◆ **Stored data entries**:

--- Begin ---

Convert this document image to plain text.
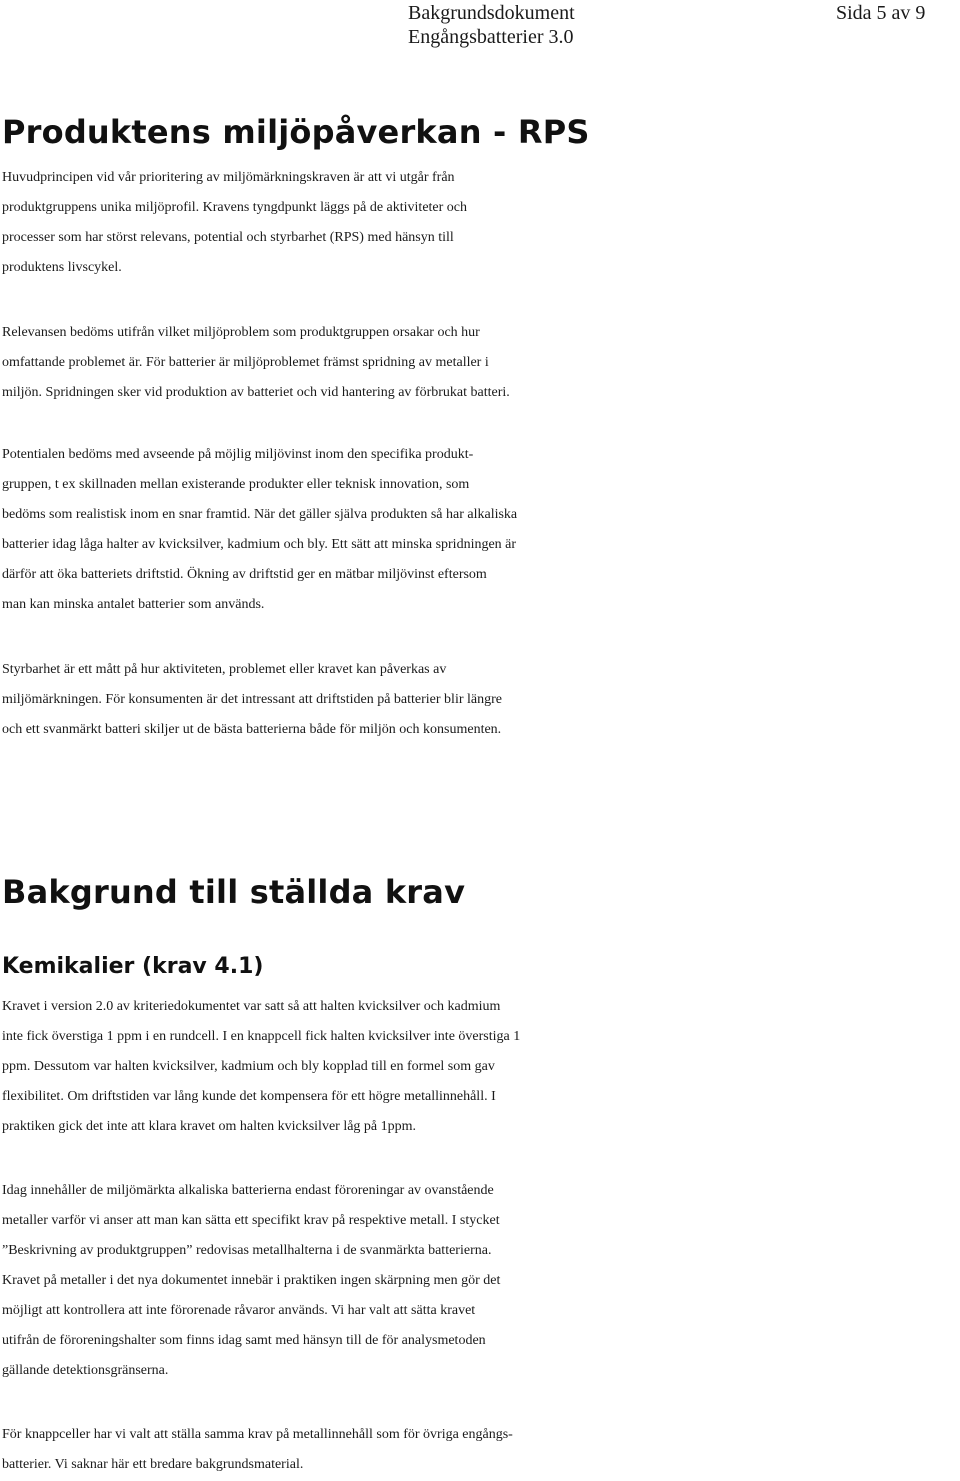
Bakgrundsdokument
Engångsbatterier 3.0
Sida 5 av 9
Produktens miljöpåverkan - RPS
Huvudprincipen vid vår prioritering av miljömärkningskraven är att vi utgår från
produktgruppens unika miljöprofil. Kravens tyngdpunkt läggs på de aktiviteter och
processer som har störst relevans, potential och styrbarhet (RPS) med hänsyn till
produktens livscykel.
Relevansen bedöms utifrån vilket miljöproblem som produktgruppen orsakar och hur
omfattande problemet är. För batterier är miljöproblemet främst spridning av metaller i
miljön. Spridningen sker vid produktion av batteriet och vid hantering av förbrukat batteri.
Potentialen bedöms med avseende på möjlig miljövinst inom den specifika produkt-
gruppen, t ex skillnaden mellan existerande produkter eller teknisk innovation, som
bedöms som realistisk inom en snar framtid. När det gäller själva produkten så har alkaliska
batterier idag låga halter av kvicksilver, kadmium och bly. Ett sätt att minska spridningen är
därför att öka batteriets driftstid. Ökning av driftstid ger en mätbar miljövinst eftersom
man kan minska antalet batterier som används.
Styrbarhet är ett mått på hur aktiviteten, problemet eller kravet kan påverkas av
miljömärkningen. För konsumenten är det intressant att driftstiden på batterier blir längre
och ett svanmärkt batteri skiljer ut de bästa batterierna både för miljön och konsumenten.
Bakgrund till ställda krav
Kemikalier (krav 4.1)
Kravet i version 2.0 av kriteriedokumentet var satt så att halten kvicksilver och kadmium
inte fick överstiga 1 ppm i en rundcell. I en knappcell fick halten kvicksilver inte överstiga 1
ppm. Dessutom var halten kvicksilver, kadmium och bly kopplad till en formel som gav
flexibilitet. Om driftstiden var lång kunde det kompensera för ett högre metallinnehåll. I
praktiken gick det inte att klara kravet om halten kvicksilver låg på 1ppm.
Idag innehåller de miljömärkta alkaliska batterierna endast föroreningar av ovanstående
metaller varför vi anser att man kan sätta ett specifikt krav på respektive metall. I stycket
”Beskrivning av produktgruppen” redovisas metallhalterna i de svanmärkta batterierna.
Kravet på metaller i det nya dokumentet innebär i praktiken ingen skärpning men gör det
möjligt att kontrollera att inte förorenade råvaror används. Vi har valt att sätta kravet
utifrån de föroreningshalter som finns idag samt med hänsyn till de för analysmetoden
gällande detektionsgränserna.
För knappceller har vi valt att ställa samma krav på metallinnehåll som för övriga engångs-
batterier. Vi saknar här ett bredare bakgrundsmaterial.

--- End ---

◆ **Prompt**: Search the listing for the word "används" and return each line that holds it.

◆ **Solution**:
man kan minska antalet batterier som används.
möjligt att kontrollera att inte förorenade råvaror används. Vi har valt att sätta kravet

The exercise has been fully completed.